• _GIVEN INSTRUCTION_
Write out all the lines again, precisely as they stand, but without the images.

Saved entries
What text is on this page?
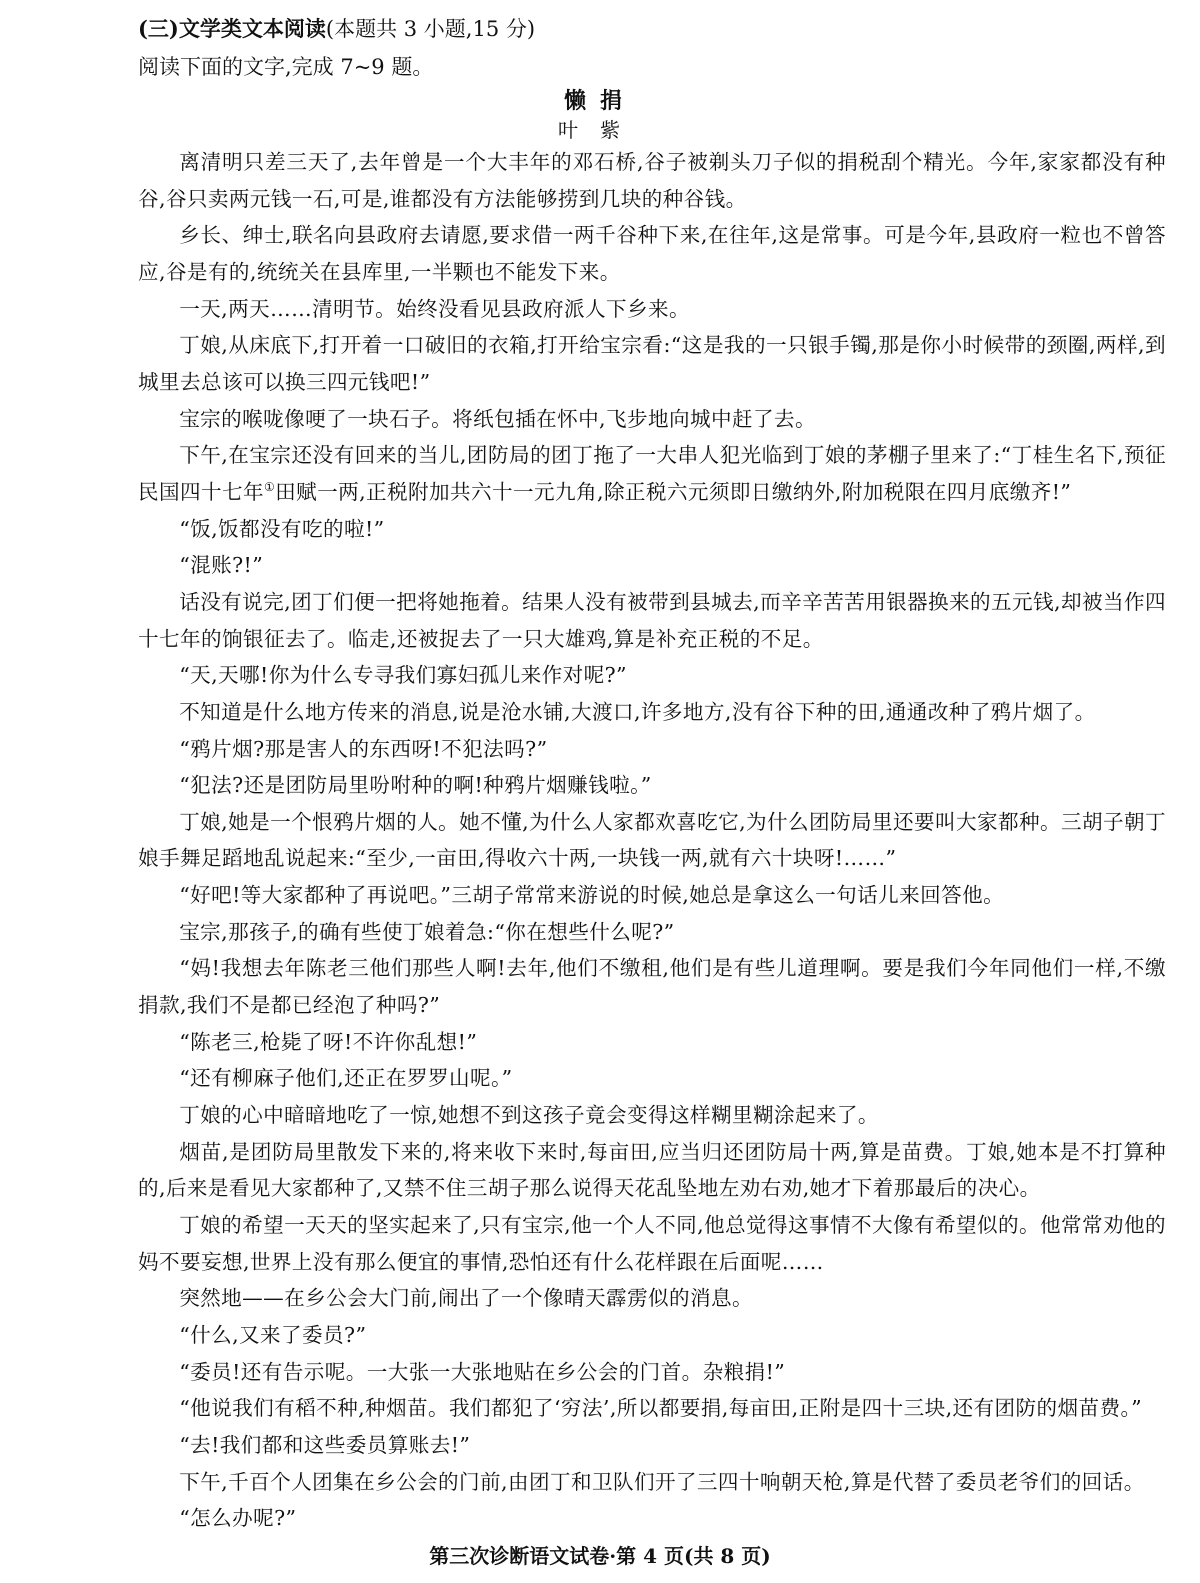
(三)文学类文本阅读(本题共 3 小题,15 分)
阅读下面的文字,完成 7~9 题。
懒捐
叶紫

离清明只差三天了,去年曾是一个大丰年的邓石桥,谷子被剃头刀子似的捐税刮个精光。今年,家家都没有种谷,谷只卖两元钱一石,可是,谁都没有方法能够捞到几块的种谷钱。

乡长、绅士,联名向县政府去请愿,要求借一两千谷种下来,在往年,这是常事。可是今年,县政府一粒也不曾答应,谷是有的,统统关在县库里,一半颗也不能发下来。

一天,两天……清明节。始终没看见县政府派人下乡来。

丁娘,从床底下,打开着一口破旧的衣箱,打开给宝宗看:“这是我的一只银手镯,那是你小时候带的颈圈,两样,到城里去总该可以换三四元钱吧!”

宝宗的喉咙像哽了一块石子。将纸包插在怀中,飞步地向城中赶了去。

下午,在宝宗还没有回来的当儿,团防局的团丁拖了一大串人犯光临到丁娘的茅棚子里来了:“丁桂生名下,预征民国四十七年①田赋一两,正税附加共六十一元九角,除正税六元须即日缴纳外,附加税限在四月底缴齐!”

“饭,饭都没有吃的啦!”

“混账?!”

话没有说完,团丁们便一把将她拖着。结果人没有被带到县城去,而辛辛苦苦用银器换来的五元钱,却被当作四十七年的饷银征去了。临走,还被捉去了一只大雄鸡,算是补充正税的不足。

“天,天哪!你为什么专寻我们寡妇孤儿来作对呢?”

不知道是什么地方传来的消息,说是沧水铺,大渡口,许多地方,没有谷下种的田,通通改种了鸦片烟了。

“鸦片烟?那是害人的东西呀!不犯法吗?”

“犯法?还是团防局里吩咐种的啊!种鸦片烟赚钱啦。”

丁娘,她是一个恨鸦片烟的人。她不懂,为什么人家都欢喜吃它,为什么团防局里还要叫大家都种。三胡子朝丁娘手舞足蹈地乱说起来:“至少,一亩田,得收六十两,一块钱一两,就有六十块呀!……”

“好吧!等大家都种了再说吧。”三胡子常常来游说的时候,她总是拿这么一句话儿来回答他。

宝宗,那孩子,的确有些使丁娘着急:“你在想些什么呢?”

“妈!我想去年陈老三他们那些人啊!去年,他们不缴租,他们是有些儿道理啊。要是我们今年同他们一样,不缴捐款,我们不是都已经泡了种吗?”

“陈老三,枪毙了呀!不许你乱想!”

“还有柳麻子他们,还正在罗罗山呢。”

丁娘的心中暗暗地吃了一惊,她想不到这孩子竟会变得这样糊里糊涂起来了。

烟苗,是团防局里散发下来的,将来收下来时,每亩田,应当归还团防局十两,算是苗费。丁娘,她本是不打算种的,后来是看见大家都种了,又禁不住三胡子那么说得天花乱坠地左劝右劝,她才下着那最后的决心。

丁娘的希望一天天的坚实起来了,只有宝宗,他一个人不同,他总觉得这事情不大像有希望似的。他常常劝他的妈不要妄想,世界上没有那么便宜的事情,恐怕还有什么花样跟在后面呢……

突然地——在乡公会大门前,闹出了一个像晴天霹雳似的消息。

“什么,又来了委员?”

“委员!还有告示呢。一大张一大张地贴在乡公会的门首。杂粮捐!”

“他说我们有稻不种,种烟苗。我们都犯了‘穷法’,所以都要捐,每亩田,正附是四十三块,还有团防的烟苗费。”

“去!我们都和这些委员算账去!”

下午,千百个人团集在乡公会的门前,由团丁和卫队们开了三四十响朝天枪,算是代替了委员老爷们的回话。

“怎么办呢?”

第三次诊断语文试卷·第 4 页(共 8 页)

• _EXERCISE RESPONSE_
What text is on this page?
(三)文学类文本阅读(本题共 3 小题,15 分)
阅读下面的文字,完成 7~9 题。
懒捐
叶紫

离清明只差三天了,去年曾是一个大丰年的邓石桥,谷子被剃头刀子似的捐税刮个精光。今年,家家都没有种谷,谷只卖两元钱一石,可是,谁都没有方法能够捞到几块的种谷钱。

乡长、绅士,联名向县政府去请愿,要求借一两千谷种下来,在往年,这是常事。可是今年,县政府一粒也不曾答应,谷是有的,统统关在县库里,一半颗也不能发下来。

一天,两天……清明节。始终没看见县政府派人下乡来。

丁娘,从床底下,打开着一口破旧的衣箱,打开给宝宗看:“这是我的一只银手镯,那是你小时候带的颈圈,两样,到城里去总该可以换三四元钱吧!”

宝宗的喉咙像哽了一块石子。将纸包插在怀中,飞步地向城中赶了去。

下午,在宝宗还没有回来的当儿,团防局的团丁拖了一大串人犯光临到丁娘的茅棚子里来了:“丁桂生名下,预征民国四十七年①田赋一两,正税附加共六十一元九角,除正税六元须即日缴纳外,附加税限在四月底缴齐!”

“饭,饭都没有吃的啦!”

“混账?!”

话没有说完,团丁们便一把将她拖着。结果人没有被带到县城去,而辛辛苦苦用银器换来的五元钱,却被当作四十七年的饷银征去了。临走,还被捉去了一只大雄鸡,算是补充正税的不足。

“天,天哪!你为什么专寻我们寡妇孤儿来作对呢?”

不知道是什么地方传来的消息,说是沧水铺,大渡口,许多地方,没有谷下种的田,通通改种了鸦片烟了。

“鸦片烟?那是害人的东西呀!不犯法吗?”

“犯法?还是团防局里吩咐种的啊!种鸦片烟赚钱啦。”

丁娘,她是一个恨鸦片烟的人。她不懂,为什么人家都欢喜吃它,为什么团防局里还要叫大家都种。三胡子朝丁娘手舞足蹈地乱说起来:“至少,一亩田,得收六十两,一块钱一两,就有六十块呀!……”

“好吧!等大家都种了再说吧。”三胡子常常来游说的时候,她总是拿这么一句话儿来回答他。

宝宗,那孩子,的确有些使丁娘着急:“你在想些什么呢?”

“妈!我想去年陈老三他们那些人啊!去年,他们不缴租,他们是有些儿道理啊。要是我们今年同他们一样,不缴捐款,我们不是都已经泡了种吗?”

“陈老三,枪毙了呀!不许你乱想!”

“还有柳麻子他们,还正在罗罗山呢。”

丁娘的心中暗暗地吃了一惊,她想不到这孩子竟会变得这样糊里糊涂起来了。

烟苗,是团防局里散发下来的,将来收下来时,每亩田,应当归还团防局十两,算是苗费。丁娘,她本是不打算种的,后来是看见大家都种了,又禁不住三胡子那么说得天花乱坠地左劝右劝,她才下着那最后的决心。

丁娘的希望一天天的坚实起来了,只有宝宗,他一个人不同,他总觉得这事情不大像有希望似的。他常常劝他的妈不要妄想,世界上没有那么便宜的事情,恐怕还有什么花样跟在后面呢……

突然地——在乡公会大门前,闹出了一个像晴天霹雳似的消息。

“什么,又来了委员?”

“委员!还有告示呢。一大张一大张地贴在乡公会的门首。杂粮捐!”

“他说我们有稻不种,种烟苗。我们都犯了‘穷法’,所以都要捐,每亩田,正附是四十三块,还有团防的烟苗费。”

“去!我们都和这些委员算账去!”

下午,千百个人团集在乡公会的门前,由团丁和卫队们开了三四十响朝天枪,算是代替了委员老爷们的回话。

“怎么办呢?”

第三次诊断语文试卷·第 4 页(共 8 页)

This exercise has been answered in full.